Challenge =
Using the records below, locate all lines containing "Humidity" and return them.

Records from a collection of figures =
>> Begin

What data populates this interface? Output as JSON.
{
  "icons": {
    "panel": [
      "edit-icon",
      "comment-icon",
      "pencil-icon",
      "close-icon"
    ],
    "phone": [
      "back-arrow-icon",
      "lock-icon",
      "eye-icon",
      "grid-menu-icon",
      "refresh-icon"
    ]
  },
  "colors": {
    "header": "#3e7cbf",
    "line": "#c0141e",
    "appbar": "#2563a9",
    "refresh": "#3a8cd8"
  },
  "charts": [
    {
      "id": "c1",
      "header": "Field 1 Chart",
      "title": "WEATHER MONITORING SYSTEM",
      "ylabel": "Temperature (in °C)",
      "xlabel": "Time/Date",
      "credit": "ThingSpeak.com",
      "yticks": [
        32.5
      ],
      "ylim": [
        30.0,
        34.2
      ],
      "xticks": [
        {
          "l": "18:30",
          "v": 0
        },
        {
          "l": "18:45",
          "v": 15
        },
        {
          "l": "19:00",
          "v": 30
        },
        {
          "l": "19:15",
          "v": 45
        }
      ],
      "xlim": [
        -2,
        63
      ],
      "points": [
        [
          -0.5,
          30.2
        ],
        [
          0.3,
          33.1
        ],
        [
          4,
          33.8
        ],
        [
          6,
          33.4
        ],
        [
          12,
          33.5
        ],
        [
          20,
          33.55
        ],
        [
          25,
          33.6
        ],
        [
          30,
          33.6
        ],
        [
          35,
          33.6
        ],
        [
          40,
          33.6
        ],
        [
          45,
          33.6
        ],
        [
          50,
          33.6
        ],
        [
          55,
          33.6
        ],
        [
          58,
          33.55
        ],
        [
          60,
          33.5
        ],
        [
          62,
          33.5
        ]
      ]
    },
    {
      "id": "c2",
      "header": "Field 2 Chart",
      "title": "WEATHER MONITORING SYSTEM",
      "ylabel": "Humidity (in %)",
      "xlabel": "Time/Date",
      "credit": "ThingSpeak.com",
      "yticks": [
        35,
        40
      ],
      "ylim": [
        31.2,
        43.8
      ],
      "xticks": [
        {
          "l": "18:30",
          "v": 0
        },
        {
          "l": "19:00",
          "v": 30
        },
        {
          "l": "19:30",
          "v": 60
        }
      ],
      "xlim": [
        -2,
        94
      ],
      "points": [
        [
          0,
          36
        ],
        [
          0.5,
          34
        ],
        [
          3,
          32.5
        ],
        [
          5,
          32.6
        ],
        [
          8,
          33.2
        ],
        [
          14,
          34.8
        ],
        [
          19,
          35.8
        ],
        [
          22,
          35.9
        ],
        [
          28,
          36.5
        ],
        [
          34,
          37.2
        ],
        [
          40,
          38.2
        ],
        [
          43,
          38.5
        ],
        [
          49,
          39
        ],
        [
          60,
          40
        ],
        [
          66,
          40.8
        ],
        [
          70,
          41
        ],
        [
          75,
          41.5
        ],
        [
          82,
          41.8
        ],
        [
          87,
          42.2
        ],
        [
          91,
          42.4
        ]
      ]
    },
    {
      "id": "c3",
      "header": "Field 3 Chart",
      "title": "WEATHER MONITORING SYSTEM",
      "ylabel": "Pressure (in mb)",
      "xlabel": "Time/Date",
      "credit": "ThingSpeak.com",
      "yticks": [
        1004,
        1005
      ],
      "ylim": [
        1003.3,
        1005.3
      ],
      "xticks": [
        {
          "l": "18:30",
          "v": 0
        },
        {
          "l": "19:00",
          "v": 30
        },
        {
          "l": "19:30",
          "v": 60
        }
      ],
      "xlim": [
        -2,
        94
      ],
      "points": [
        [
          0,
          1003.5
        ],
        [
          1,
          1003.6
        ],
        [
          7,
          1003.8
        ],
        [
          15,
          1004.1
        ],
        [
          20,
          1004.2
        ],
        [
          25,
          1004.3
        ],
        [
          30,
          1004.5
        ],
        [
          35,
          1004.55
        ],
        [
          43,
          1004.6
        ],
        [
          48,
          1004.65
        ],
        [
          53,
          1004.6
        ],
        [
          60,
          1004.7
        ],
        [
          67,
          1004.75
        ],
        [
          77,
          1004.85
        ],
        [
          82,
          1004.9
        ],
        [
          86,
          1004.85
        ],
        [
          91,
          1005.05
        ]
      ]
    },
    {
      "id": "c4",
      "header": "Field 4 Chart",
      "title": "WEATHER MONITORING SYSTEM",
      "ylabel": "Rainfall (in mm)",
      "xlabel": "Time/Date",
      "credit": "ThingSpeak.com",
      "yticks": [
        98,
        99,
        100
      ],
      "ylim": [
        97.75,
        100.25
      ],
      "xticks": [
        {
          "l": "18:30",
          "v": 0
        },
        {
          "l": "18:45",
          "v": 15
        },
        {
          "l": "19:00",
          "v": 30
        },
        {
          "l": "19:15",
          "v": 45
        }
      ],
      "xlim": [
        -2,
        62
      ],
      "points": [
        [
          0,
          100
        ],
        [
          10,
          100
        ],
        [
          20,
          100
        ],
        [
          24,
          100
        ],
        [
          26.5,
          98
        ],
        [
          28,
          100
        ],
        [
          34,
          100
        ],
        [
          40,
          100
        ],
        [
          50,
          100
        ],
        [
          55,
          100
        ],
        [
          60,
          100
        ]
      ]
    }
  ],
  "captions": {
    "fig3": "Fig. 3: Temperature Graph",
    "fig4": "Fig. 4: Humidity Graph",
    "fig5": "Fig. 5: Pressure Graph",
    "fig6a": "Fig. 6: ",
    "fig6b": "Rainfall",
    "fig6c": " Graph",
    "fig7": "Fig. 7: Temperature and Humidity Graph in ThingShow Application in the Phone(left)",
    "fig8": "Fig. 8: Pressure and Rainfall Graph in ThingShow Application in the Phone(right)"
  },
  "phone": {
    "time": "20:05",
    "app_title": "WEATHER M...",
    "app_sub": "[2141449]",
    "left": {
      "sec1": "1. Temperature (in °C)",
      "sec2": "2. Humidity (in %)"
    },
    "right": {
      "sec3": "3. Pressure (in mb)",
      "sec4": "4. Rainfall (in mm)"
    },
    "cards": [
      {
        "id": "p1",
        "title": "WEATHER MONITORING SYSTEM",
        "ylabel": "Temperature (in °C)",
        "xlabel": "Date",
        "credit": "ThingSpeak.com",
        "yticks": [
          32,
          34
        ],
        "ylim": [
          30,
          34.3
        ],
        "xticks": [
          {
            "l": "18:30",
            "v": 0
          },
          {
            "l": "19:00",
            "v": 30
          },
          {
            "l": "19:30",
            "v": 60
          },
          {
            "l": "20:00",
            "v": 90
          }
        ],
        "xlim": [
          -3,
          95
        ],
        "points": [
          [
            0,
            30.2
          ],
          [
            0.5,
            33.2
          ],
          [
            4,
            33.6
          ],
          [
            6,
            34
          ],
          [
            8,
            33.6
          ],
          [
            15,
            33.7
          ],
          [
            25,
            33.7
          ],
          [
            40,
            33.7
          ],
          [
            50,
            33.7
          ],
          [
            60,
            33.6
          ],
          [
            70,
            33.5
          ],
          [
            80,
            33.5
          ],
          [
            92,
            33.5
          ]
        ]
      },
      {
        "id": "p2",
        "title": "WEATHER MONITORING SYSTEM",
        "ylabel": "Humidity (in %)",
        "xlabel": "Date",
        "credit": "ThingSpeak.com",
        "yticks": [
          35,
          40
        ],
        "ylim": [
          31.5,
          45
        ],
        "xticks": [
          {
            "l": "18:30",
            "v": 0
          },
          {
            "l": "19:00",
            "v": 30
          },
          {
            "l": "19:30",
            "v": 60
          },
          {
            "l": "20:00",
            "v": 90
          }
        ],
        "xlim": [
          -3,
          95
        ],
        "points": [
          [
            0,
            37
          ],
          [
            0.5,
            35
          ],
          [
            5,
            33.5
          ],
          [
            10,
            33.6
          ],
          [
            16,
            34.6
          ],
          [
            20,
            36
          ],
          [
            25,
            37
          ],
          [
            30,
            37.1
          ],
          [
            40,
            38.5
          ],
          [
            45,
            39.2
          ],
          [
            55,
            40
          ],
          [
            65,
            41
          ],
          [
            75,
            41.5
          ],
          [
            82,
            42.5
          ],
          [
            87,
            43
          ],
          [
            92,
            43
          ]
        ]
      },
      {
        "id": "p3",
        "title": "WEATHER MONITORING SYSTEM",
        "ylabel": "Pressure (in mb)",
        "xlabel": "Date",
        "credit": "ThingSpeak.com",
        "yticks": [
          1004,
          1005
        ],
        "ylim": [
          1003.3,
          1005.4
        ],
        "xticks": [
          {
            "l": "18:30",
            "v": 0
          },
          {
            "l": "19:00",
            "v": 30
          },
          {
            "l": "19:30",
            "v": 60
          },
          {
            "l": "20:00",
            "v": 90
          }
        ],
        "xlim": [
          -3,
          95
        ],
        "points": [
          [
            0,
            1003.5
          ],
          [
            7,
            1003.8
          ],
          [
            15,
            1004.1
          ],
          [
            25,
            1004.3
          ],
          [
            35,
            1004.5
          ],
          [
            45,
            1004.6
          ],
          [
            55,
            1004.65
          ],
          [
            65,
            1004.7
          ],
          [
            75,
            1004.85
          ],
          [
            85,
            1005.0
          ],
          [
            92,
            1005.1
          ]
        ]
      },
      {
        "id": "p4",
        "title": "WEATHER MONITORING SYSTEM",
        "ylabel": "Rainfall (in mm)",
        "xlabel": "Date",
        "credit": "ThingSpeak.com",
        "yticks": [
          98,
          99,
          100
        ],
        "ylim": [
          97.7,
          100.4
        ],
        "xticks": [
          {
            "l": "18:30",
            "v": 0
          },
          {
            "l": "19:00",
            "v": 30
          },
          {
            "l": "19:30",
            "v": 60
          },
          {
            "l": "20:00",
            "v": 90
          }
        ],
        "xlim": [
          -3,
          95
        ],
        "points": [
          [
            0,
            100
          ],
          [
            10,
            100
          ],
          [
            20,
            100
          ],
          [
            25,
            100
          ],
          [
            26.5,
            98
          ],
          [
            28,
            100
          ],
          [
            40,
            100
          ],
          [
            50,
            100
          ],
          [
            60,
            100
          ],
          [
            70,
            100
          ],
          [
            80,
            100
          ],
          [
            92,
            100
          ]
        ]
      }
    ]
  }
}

>> End

Response to this task =
      "ylabel": "Humidity (in %)",
    "fig4": "Fig. 4: Humidity Graph",
    "fig7": "Fig. 7: Temperature and Humidity Graph in ThingShow Application in the Phone(left)",
      "sec2": "2. Humidity (in %)"
        "ylabel": "Humidity (in %)",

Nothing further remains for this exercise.